== Source material ==

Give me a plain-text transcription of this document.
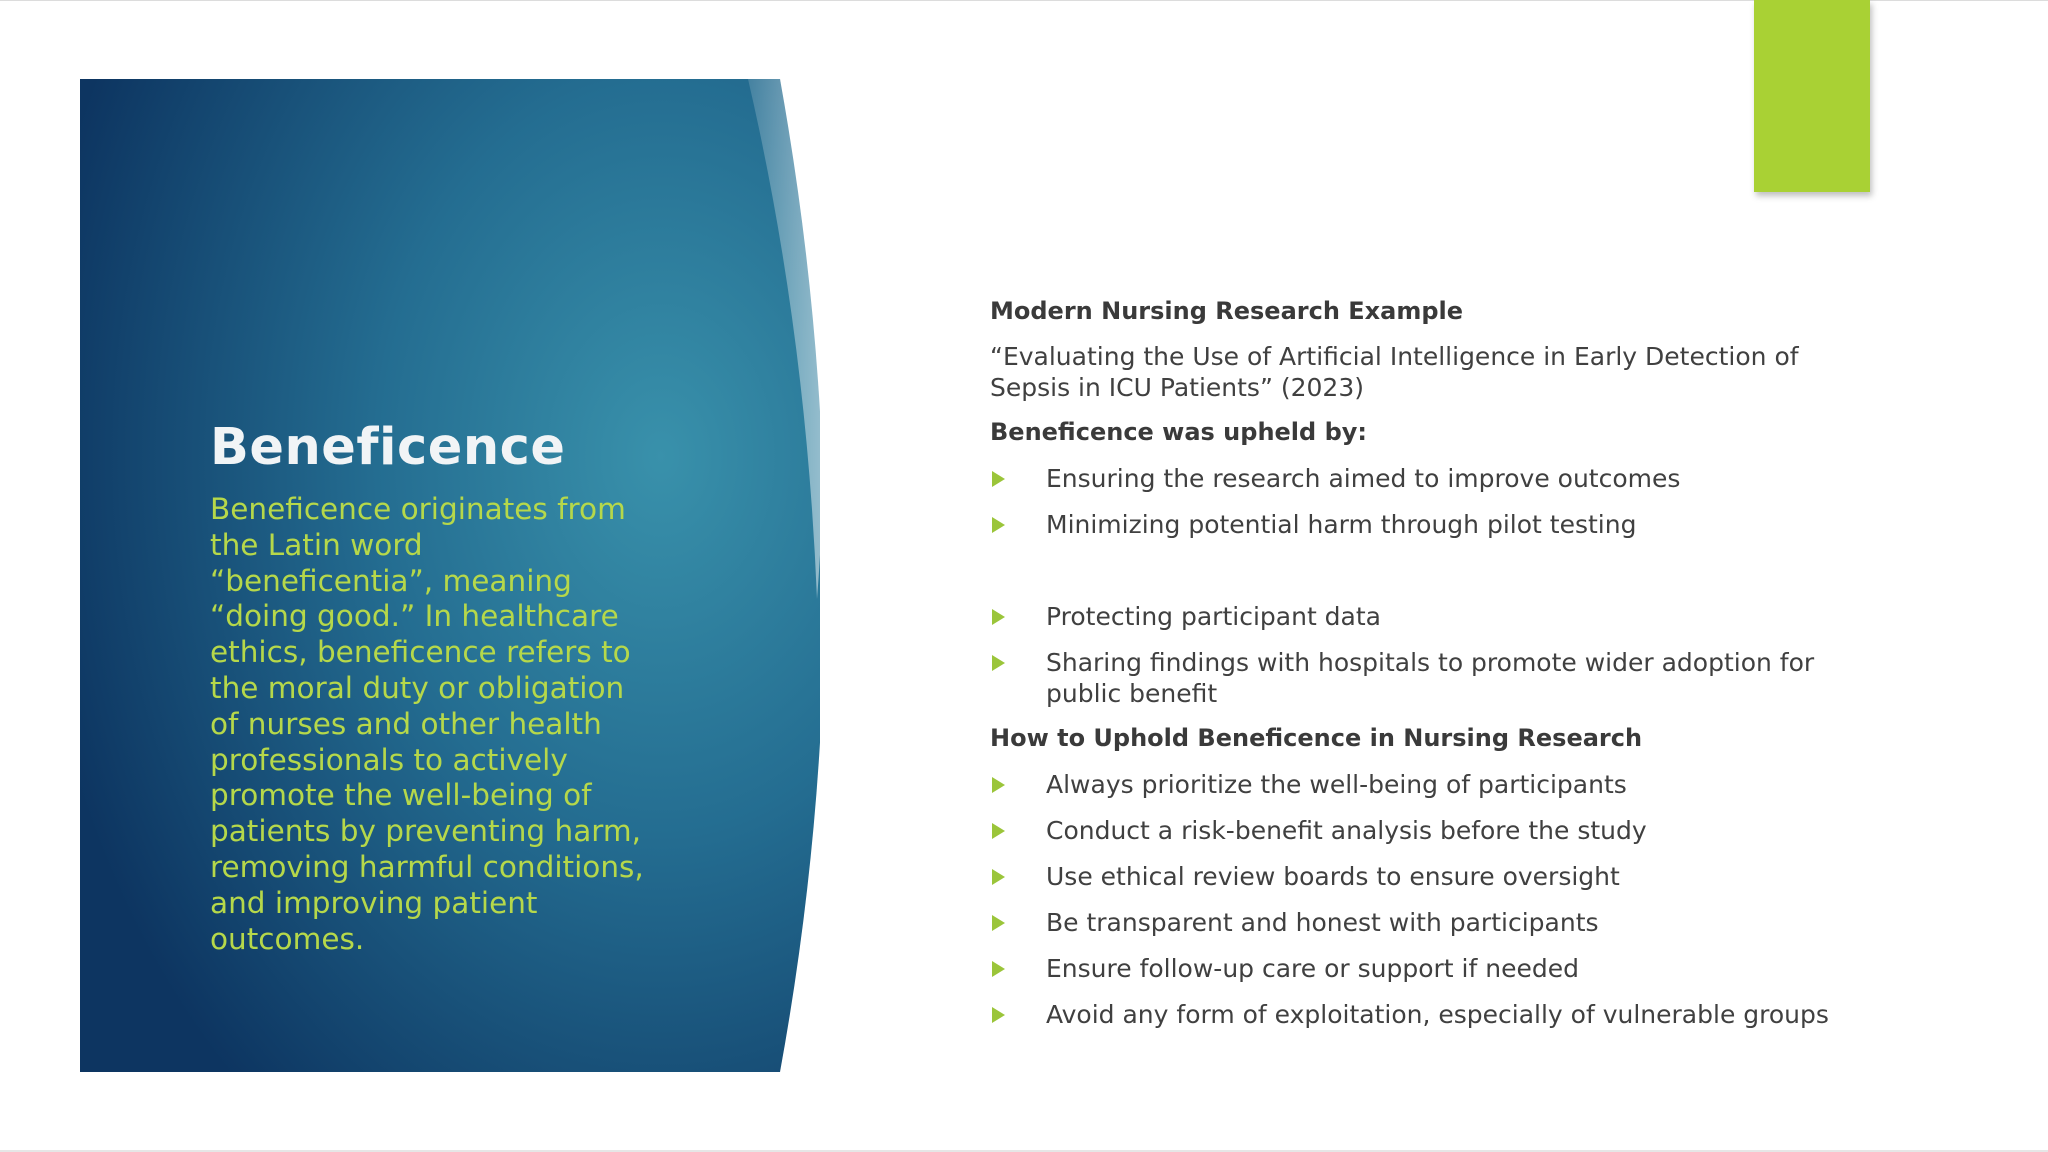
Beneficence

Beneficence originates from the Latin word “beneficentia”, meaning “doing good.” In healthcare ethics, beneficence refers to the moral duty or obligation of nurses and other health professionals to actively promote the well-being of patients by preventing harm, removing harmful conditions, and improving patient outcomes.

Modern Nursing Research Example
“Evaluating the Use of Artificial Intelligence in Early Detection of Sepsis in ICU Patients” (2023)
Beneficence was upheld by:
Ensuring the research aimed to improve outcomes
Minimizing potential harm through pilot testing
Protecting participant data
Sharing findings with hospitals to promote wider adoption for public benefit
How to Uphold Beneficence in Nursing Research
Always prioritize the well-being of participants
Conduct a risk-benefit analysis before the study
Use ethical review boards to ensure oversight
Be transparent and honest with participants
Ensure follow-up care or support if needed
Avoid any form of exploitation, especially of vulnerable groups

===

- Exercise brief -
Output each line above exactly as it stands, omitting the pictures.

- Solution for this exercise -
Give me a plain-text transcription of this document.
Beneficence

Beneficence originates from the Latin word “beneficentia”, meaning “doing good.” In healthcare ethics, beneficence refers to the moral duty or obligation of nurses and other health professionals to actively promote the well-being of patients by preventing harm, removing harmful conditions, and improving patient outcomes.

Modern Nursing Research Example
“Evaluating the Use of Artificial Intelligence in Early Detection of Sepsis in ICU Patients” (2023)
Beneficence was upheld by:
Ensuring the research aimed to improve outcomes
Minimizing potential harm through pilot testing
Protecting participant data
Sharing findings with hospitals to promote wider adoption for public benefit
How to Uphold Beneficence in Nursing Research
Always prioritize the well-being of participants
Conduct a risk-benefit analysis before the study
Use ethical review boards to ensure oversight
Be transparent and honest with participants
Ensure follow-up care or support if needed
Avoid any form of exploitation, especially of vulnerable groups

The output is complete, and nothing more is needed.